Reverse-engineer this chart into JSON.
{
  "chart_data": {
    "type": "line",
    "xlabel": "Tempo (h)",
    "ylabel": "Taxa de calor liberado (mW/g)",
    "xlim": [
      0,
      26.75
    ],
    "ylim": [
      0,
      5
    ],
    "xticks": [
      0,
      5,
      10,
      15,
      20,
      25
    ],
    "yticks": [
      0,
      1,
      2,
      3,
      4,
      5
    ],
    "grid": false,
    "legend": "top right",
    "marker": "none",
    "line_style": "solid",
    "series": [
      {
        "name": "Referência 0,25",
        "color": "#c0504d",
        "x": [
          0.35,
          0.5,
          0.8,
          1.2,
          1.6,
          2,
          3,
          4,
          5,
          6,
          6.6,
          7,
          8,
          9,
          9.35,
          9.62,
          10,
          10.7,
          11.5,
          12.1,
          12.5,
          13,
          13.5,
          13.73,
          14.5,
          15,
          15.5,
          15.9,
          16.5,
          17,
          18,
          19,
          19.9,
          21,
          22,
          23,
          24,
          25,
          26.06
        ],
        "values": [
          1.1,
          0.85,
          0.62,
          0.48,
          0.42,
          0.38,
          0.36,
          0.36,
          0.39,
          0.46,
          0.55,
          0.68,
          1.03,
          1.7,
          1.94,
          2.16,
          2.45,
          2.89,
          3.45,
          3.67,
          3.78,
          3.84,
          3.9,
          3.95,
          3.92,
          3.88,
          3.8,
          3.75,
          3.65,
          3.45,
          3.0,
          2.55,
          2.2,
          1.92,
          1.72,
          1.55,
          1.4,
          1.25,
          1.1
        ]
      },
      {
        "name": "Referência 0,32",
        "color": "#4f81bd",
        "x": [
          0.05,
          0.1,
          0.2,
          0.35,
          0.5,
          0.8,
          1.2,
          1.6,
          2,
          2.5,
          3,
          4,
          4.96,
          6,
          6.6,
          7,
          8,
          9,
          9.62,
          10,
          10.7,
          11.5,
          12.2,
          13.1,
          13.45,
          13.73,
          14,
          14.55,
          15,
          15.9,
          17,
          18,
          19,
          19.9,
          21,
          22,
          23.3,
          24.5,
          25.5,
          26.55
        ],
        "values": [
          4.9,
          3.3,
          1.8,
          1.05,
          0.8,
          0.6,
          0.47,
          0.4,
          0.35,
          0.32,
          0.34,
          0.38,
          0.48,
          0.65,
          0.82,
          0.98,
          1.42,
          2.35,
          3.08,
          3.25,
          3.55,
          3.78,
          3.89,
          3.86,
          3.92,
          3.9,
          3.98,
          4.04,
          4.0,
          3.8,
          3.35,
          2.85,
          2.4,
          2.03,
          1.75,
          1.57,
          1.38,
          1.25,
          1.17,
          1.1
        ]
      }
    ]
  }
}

..........

Your objective:
Repeat the material in full, exactly as it stands.

Full response:
Reverse-engineer this chart into JSON.
{
  "chart_data": {
    "type": "line",
    "xlabel": "Tempo (h)",
    "ylabel": "Taxa de calor liberado (mW/g)",
    "xlim": [
      0,
      26.75
    ],
    "ylim": [
      0,
      5
    ],
    "xticks": [
      0,
      5,
      10,
      15,
      20,
      25
    ],
    "yticks": [
      0,
      1,
      2,
      3,
      4,
      5
    ],
    "grid": false,
    "legend": "top right",
    "marker": "none",
    "line_style": "solid",
    "series": [
      {
        "name": "Referência 0,25",
        "color": "#c0504d",
        "x": [
          0.35,
          0.5,
          0.8,
          1.2,
          1.6,
          2,
          3,
          4,
          5,
          6,
          6.6,
          7,
          8,
          9,
          9.35,
          9.62,
          10,
          10.7,
          11.5,
          12.1,
          12.5,
          13,
          13.5,
          13.73,
          14.5,
          15,
          15.5,
          15.9,
          16.5,
          17,
          18,
          19,
          19.9,
          21,
          22,
          23,
          24,
          25,
          26.06
        ],
        "values": [
          1.1,
          0.85,
          0.62,
          0.48,
          0.42,
          0.38,
          0.36,
          0.36,
          0.39,
          0.46,
          0.55,
          0.68,
          1.03,
          1.7,
          1.94,
          2.16,
          2.45,
          2.89,
          3.45,
          3.67,
          3.78,
          3.84,
          3.9,
          3.95,
          3.92,
          3.88,
          3.8,
          3.75,
          3.65,
          3.45,
          3.0,
          2.55,
          2.2,
          1.92,
          1.72,
          1.55,
          1.4,
          1.25,
          1.1
        ]
      },
      {
        "name": "Referência 0,32",
        "color": "#4f81bd",
        "x": [
          0.05,
          0.1,
          0.2,
          0.35,
          0.5,
          0.8,
          1.2,
          1.6,
          2,
          2.5,
          3,
          4,
          4.96,
          6,
          6.6,
          7,
          8,
          9,
          9.62,
          10,
          10.7,
          11.5,
          12.2,
          13.1,
          13.45,
          13.73,
          14,
          14.55,
          15,
          15.9,
          17,
          18,
          19,
          19.9,
          21,
          22,
          23.3,
          24.5,
          25.5,
          26.55
        ],
        "values": [
          4.9,
          3.3,
          1.8,
          1.05,
          0.8,
          0.6,
          0.47,
          0.4,
          0.35,
          0.32,
          0.34,
          0.38,
          0.48,
          0.65,
          0.82,
          0.98,
          1.42,
          2.35,
          3.08,
          3.25,
          3.55,
          3.78,
          3.89,
          3.86,
          3.92,
          3.9,
          3.98,
          4.04,
          4.0,
          3.8,
          3.35,
          2.85,
          2.4,
          2.03,
          1.75,
          1.57,
          1.38,
          1.25,
          1.17,
          1.1
        ]
      }
    ]
  }
}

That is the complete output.